**Problem to solve**
Set down the material below in full, matching it exactly.

Start of Material provided

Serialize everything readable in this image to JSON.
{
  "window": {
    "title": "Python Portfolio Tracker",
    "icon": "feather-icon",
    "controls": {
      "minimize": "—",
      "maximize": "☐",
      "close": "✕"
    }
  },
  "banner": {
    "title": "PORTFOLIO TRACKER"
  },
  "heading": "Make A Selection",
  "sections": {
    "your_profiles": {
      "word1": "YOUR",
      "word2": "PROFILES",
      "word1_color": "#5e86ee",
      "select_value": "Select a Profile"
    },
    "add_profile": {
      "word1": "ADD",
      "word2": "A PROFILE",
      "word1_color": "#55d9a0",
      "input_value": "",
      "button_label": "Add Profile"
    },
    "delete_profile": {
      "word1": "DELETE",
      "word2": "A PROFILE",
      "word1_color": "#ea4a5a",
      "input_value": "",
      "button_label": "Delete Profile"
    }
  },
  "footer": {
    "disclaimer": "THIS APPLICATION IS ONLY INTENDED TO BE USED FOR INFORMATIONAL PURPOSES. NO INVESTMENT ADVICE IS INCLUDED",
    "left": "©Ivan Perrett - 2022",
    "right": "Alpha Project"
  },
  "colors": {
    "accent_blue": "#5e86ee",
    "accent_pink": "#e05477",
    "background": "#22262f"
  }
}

End of Material provided

**Full answer**
Serialize everything readable in this image to JSON.
{
  "window": {
    "title": "Python Portfolio Tracker",
    "icon": "feather-icon",
    "controls": {
      "minimize": "—",
      "maximize": "☐",
      "close": "✕"
    }
  },
  "banner": {
    "title": "PORTFOLIO TRACKER"
  },
  "heading": "Make A Selection",
  "sections": {
    "your_profiles": {
      "word1": "YOUR",
      "word2": "PROFILES",
      "word1_color": "#5e86ee",
      "select_value": "Select a Profile"
    },
    "add_profile": {
      "word1": "ADD",
      "word2": "A PROFILE",
      "word1_color": "#55d9a0",
      "input_value": "",
      "button_label": "Add Profile"
    },
    "delete_profile": {
      "word1": "DELETE",
      "word2": "A PROFILE",
      "word1_color": "#ea4a5a",
      "input_value": "",
      "button_label": "Delete Profile"
    }
  },
  "footer": {
    "disclaimer": "THIS APPLICATION IS ONLY INTENDED TO BE USED FOR INFORMATIONAL PURPOSES. NO INVESTMENT ADVICE IS INCLUDED",
    "left": "©Ivan Perrett - 2022",
    "right": "Alpha Project"
  },
  "colors": {
    "accent_blue": "#5e86ee",
    "accent_pink": "#e05477",
    "background": "#22262f"
  }
}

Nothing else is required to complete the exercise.